* The request
Copy out each line of the data that holds the word "into".

* Given records
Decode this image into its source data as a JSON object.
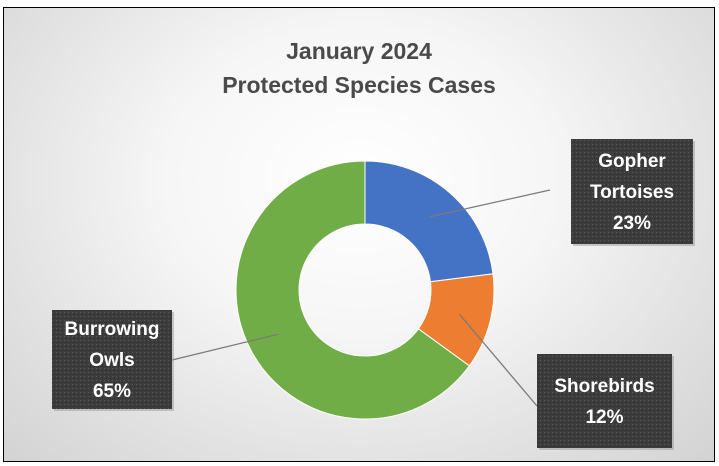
{
  "chart_data": {
    "type": "pie",
    "donut": true,
    "title_lines": [
      "January 2024",
      "Protected Species Cases"
    ],
    "categories": [
      "Gopher Tortoises",
      "Shorebirds",
      "Burrowing Owls"
    ],
    "values": [
      23,
      12,
      65
    ],
    "value_labels": [
      "23%",
      "12%",
      "65%"
    ],
    "label_lines": [
      [
        "Gopher",
        "Tortoises",
        "23%"
      ],
      [
        "Shorebirds",
        "12%"
      ],
      [
        "Burrowing",
        "Owls",
        "65%"
      ]
    ],
    "colors": [
      "#4472c4",
      "#ed7d31",
      "#70ad47"
    ],
    "label_background": "#3a3a3a",
    "legend": "none"
  }
}
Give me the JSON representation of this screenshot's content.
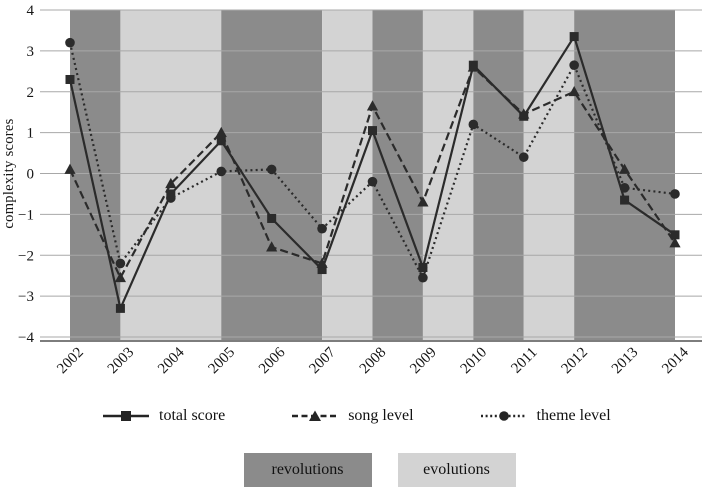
{
  "figure": {
    "ylabel": "complexity scores",
    "legend": [
      {
        "id": "total-score",
        "label": "total score",
        "marker": "square",
        "line": "solid"
      },
      {
        "id": "song-level",
        "label": "song level",
        "marker": "triangle",
        "line": "dashed"
      },
      {
        "id": "theme-level",
        "label": "theme level",
        "marker": "circle",
        "line": "dotted"
      }
    ],
    "band_legend": [
      {
        "id": "revolutions",
        "label": "revolutions"
      },
      {
        "id": "evolutions",
        "label": "evolutions"
      }
    ]
  },
  "chart_data": {
    "type": "line",
    "title": "",
    "xlabel": "",
    "ylabel": "complexity scores",
    "ylim": [
      -4,
      4
    ],
    "yticks": [
      4,
      3,
      2,
      1,
      0,
      -1,
      -2,
      -3,
      -4
    ],
    "grid": "horizontal",
    "legend_position": "bottom",
    "categories": [
      "2002",
      "2003",
      "2004",
      "2005",
      "2006",
      "2007",
      "2008",
      "2009",
      "2010",
      "2011",
      "2012",
      "2013",
      "2014"
    ],
    "series": [
      {
        "name": "total score",
        "marker": "square",
        "line": "solid",
        "values": [
          2.3,
          -3.3,
          -0.5,
          0.8,
          -1.1,
          -2.35,
          1.05,
          -2.3,
          2.65,
          1.4,
          3.35,
          -0.65,
          -1.5
        ]
      },
      {
        "name": "song level",
        "marker": "triangle",
        "line": "dashed",
        "values": [
          0.1,
          -2.55,
          -0.25,
          1.0,
          -1.8,
          -2.2,
          1.65,
          -0.7,
          2.6,
          1.45,
          2.0,
          0.1,
          -1.7
        ]
      },
      {
        "name": "theme level",
        "marker": "circle",
        "line": "dotted",
        "values": [
          3.2,
          -2.2,
          -0.6,
          0.05,
          0.1,
          -1.35,
          -0.2,
          -2.55,
          1.2,
          0.4,
          2.65,
          -0.35,
          -0.5
        ]
      }
    ],
    "background_bands": [
      {
        "from": "2002",
        "to": "2003",
        "type": "revolutions"
      },
      {
        "from": "2003",
        "to": "2005",
        "type": "evolutions"
      },
      {
        "from": "2005",
        "to": "2007",
        "type": "revolutions"
      },
      {
        "from": "2007",
        "to": "2008",
        "type": "evolutions"
      },
      {
        "from": "2008",
        "to": "2009",
        "type": "revolutions"
      },
      {
        "from": "2009",
        "to": "2010",
        "type": "evolutions"
      },
      {
        "from": "2010",
        "to": "2011",
        "type": "revolutions"
      },
      {
        "from": "2011",
        "to": "2012",
        "type": "evolutions"
      },
      {
        "from": "2012",
        "to": "2014",
        "type": "revolutions"
      }
    ],
    "colors": {
      "revolutions": "#8b8b8b",
      "evolutions": "#d3d3d3",
      "line": "#2b2b2b",
      "grid": "#a8a8a8",
      "axis": "#7d7d7d"
    }
  }
}
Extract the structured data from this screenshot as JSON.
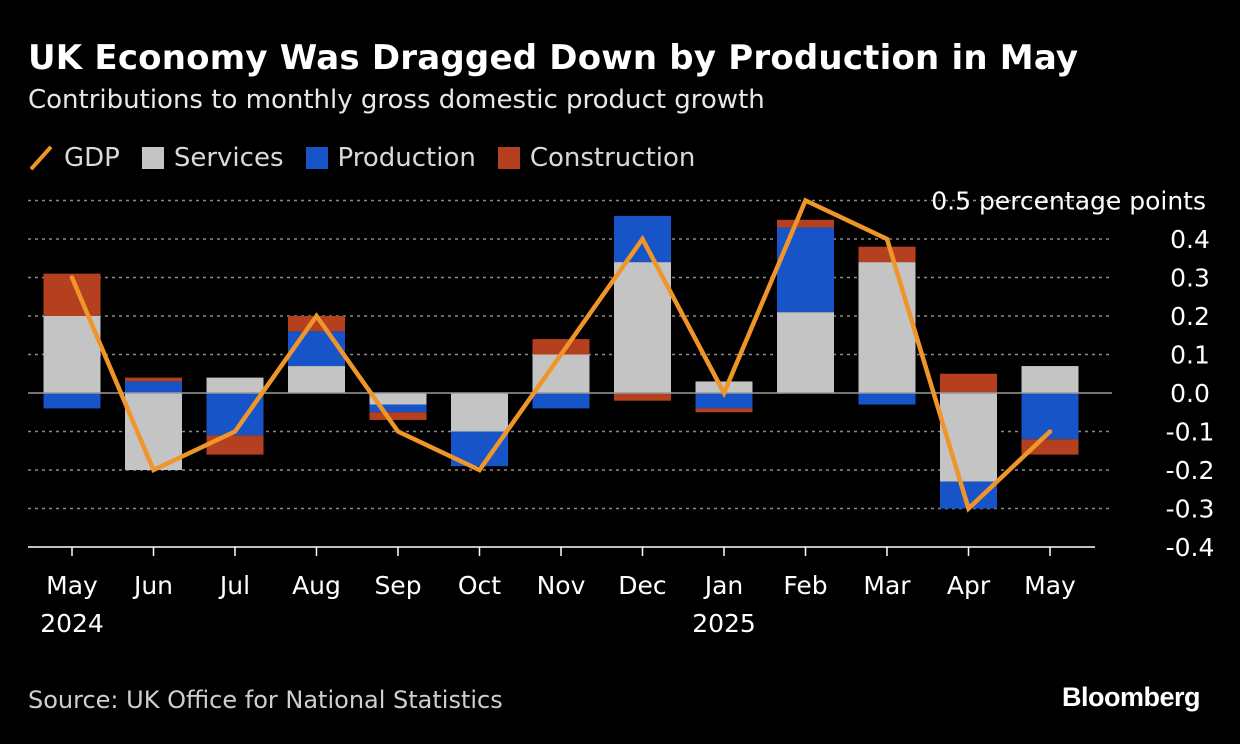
{
  "header": {
    "title": "UK Economy Was Dragged Down by Production in May",
    "subtitle": "Contributions to monthly gross domestic product growth"
  },
  "legend": [
    {
      "label": "GDP",
      "kind": "line",
      "color": "#f0952a"
    },
    {
      "label": "Services",
      "kind": "bar",
      "color": "#c4c4c4"
    },
    {
      "label": "Production",
      "kind": "bar",
      "color": "#1754c8"
    },
    {
      "label": "Construction",
      "kind": "bar",
      "color": "#b5401f"
    }
  ],
  "footer": {
    "source": "Source: UK Office for National Statistics",
    "brand": "Bloomberg"
  },
  "chart_data": {
    "type": "bar",
    "stacked": true,
    "categories": [
      "May",
      "Jun",
      "Jul",
      "Aug",
      "Sep",
      "Oct",
      "Nov",
      "Dec",
      "Jan",
      "Feb",
      "Mar",
      "Apr",
      "May"
    ],
    "year_labels": [
      {
        "index": 0,
        "label": "2024"
      },
      {
        "index": 8,
        "label": "2025"
      }
    ],
    "series": [
      {
        "name": "Services",
        "color": "#c4c4c4",
        "values": [
          0.2,
          -0.2,
          0.04,
          0.07,
          -0.03,
          -0.1,
          0.1,
          0.34,
          0.03,
          0.21,
          0.34,
          -0.23,
          0.07
        ]
      },
      {
        "name": "Production",
        "color": "#1754c8",
        "values": [
          -0.04,
          0.03,
          -0.11,
          0.09,
          -0.02,
          -0.09,
          -0.04,
          0.12,
          -0.04,
          0.22,
          -0.03,
          -0.07,
          -0.12
        ]
      },
      {
        "name": "Construction",
        "color": "#b5401f",
        "values": [
          0.11,
          0.01,
          -0.05,
          0.04,
          -0.02,
          0.0,
          0.04,
          -0.02,
          -0.01,
          0.02,
          0.04,
          0.05,
          -0.04
        ]
      }
    ],
    "line": {
      "name": "GDP",
      "color": "#f0952a",
      "values": [
        0.3,
        -0.2,
        -0.1,
        0.2,
        -0.1,
        -0.2,
        0.1,
        0.4,
        0.0,
        0.5,
        0.4,
        -0.3,
        -0.1
      ]
    },
    "ylim": [
      -0.4,
      0.5
    ],
    "yticks": [
      0.4,
      0.3,
      0.2,
      0.1,
      0.0,
      -0.1,
      -0.2,
      -0.3,
      -0.4
    ],
    "ytick_labels": [
      "0.4",
      "0.3",
      "0.2",
      "0.1",
      "0.0",
      "-0.1",
      "-0.2",
      "-0.3",
      "-0.4"
    ],
    "ytop_label": "0.5 percentage points",
    "grid": true,
    "legend_position": "top-left"
  }
}
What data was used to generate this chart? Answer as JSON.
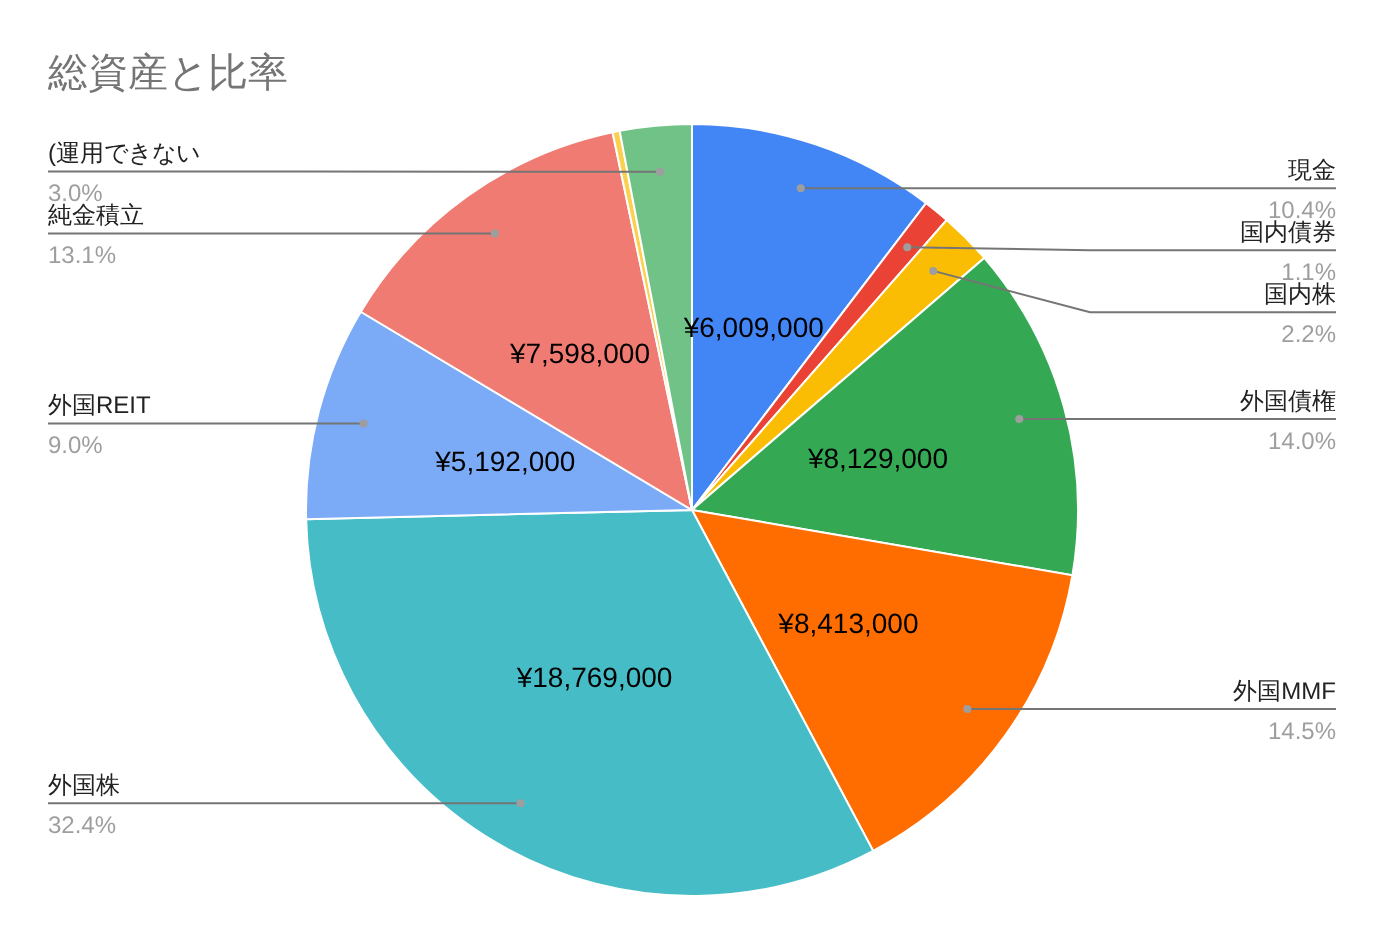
{
  "chart_data": {
    "type": "pie",
    "title": "総資産と比率",
    "categories": [
      "現金",
      "国内債券",
      "国内株",
      "外国債権",
      "外国MMF",
      "外国株",
      "外国REIT",
      "純金積立",
      null,
      "(運用できない"
    ],
    "values": [
      6009000,
      637000,
      1275000,
      8129000,
      8413000,
      18769000,
      5192000,
      7598000,
      174000,
      1738000
    ],
    "annotations": [
      "10.4%",
      "1.1%",
      "2.2%",
      "14.0%",
      "14.5%",
      "32.4%",
      "9.0%",
      "13.1%",
      "3.0%"
    ],
    "colors": [
      "#4285f4",
      "#ea4335",
      "#fbbc04",
      "#34a853",
      "#ff6d01",
      "#46bdc6",
      "#7baaf7",
      "#f07b72",
      "#fcd04f",
      "#71c287"
    ],
    "value_labels": [
      "¥6,009,000",
      null,
      null,
      "¥8,129,000",
      "¥8,413,000",
      "¥18,769,000",
      "¥5,192,000",
      "¥7,598,000",
      null,
      null
    ],
    "legend": false
  }
}
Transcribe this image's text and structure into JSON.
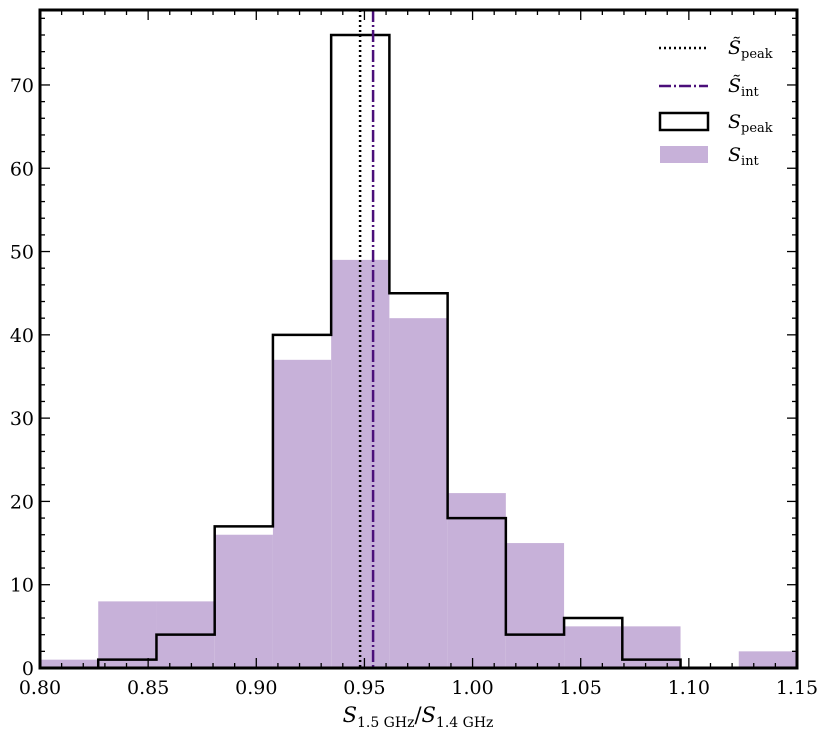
{
  "chart_data": {
    "type": "bar",
    "title": "",
    "xlabel": "S_1.5 GHz / S_1.4 GHz",
    "xlabel_parts": {
      "main1": "S",
      "sub1": "1.5 GHz",
      "sep": "/",
      "main2": "S",
      "sub2": "1.4 GHz"
    },
    "ylabel": "",
    "xlim": [
      0.8,
      1.15
    ],
    "ylim": [
      0,
      79
    ],
    "xticks": [
      "0.80",
      "0.85",
      "0.90",
      "0.95",
      "1.00",
      "1.05",
      "1.10",
      "1.15"
    ],
    "yticks": [
      "0",
      "10",
      "20",
      "30",
      "40",
      "50",
      "60",
      "70"
    ],
    "bin_edges_range": [
      0.8,
      1.15
    ],
    "n_bins": 13,
    "series": [
      {
        "name": "S_int",
        "style": "filled",
        "color": "#c7b1d9",
        "values": [
          1,
          8,
          8,
          16,
          37,
          49,
          42,
          21,
          15,
          5,
          5,
          0,
          2
        ]
      },
      {
        "name": "S_peak",
        "style": "step",
        "color": "#000000",
        "values": [
          0,
          1,
          4,
          17,
          40,
          76,
          45,
          18,
          4,
          6,
          1,
          0,
          0
        ]
      }
    ],
    "vlines": [
      {
        "name": "median S_peak",
        "x": 0.948,
        "style": "dotted",
        "color": "#000000"
      },
      {
        "name": "median S_int",
        "x": 0.954,
        "style": "dashdot",
        "color": "#4b0f7a"
      }
    ],
    "legend": {
      "placement": "top-right",
      "entries": [
        {
          "main": "S̃",
          "sub": "peak"
        },
        {
          "main": "S̃",
          "sub": "int"
        },
        {
          "main": "S",
          "sub": "peak"
        },
        {
          "main": "S",
          "sub": "int"
        }
      ]
    }
  }
}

* Written answer
Decode this image into its source data as a JSON object.
Transcribe this image's text and structure into JSON.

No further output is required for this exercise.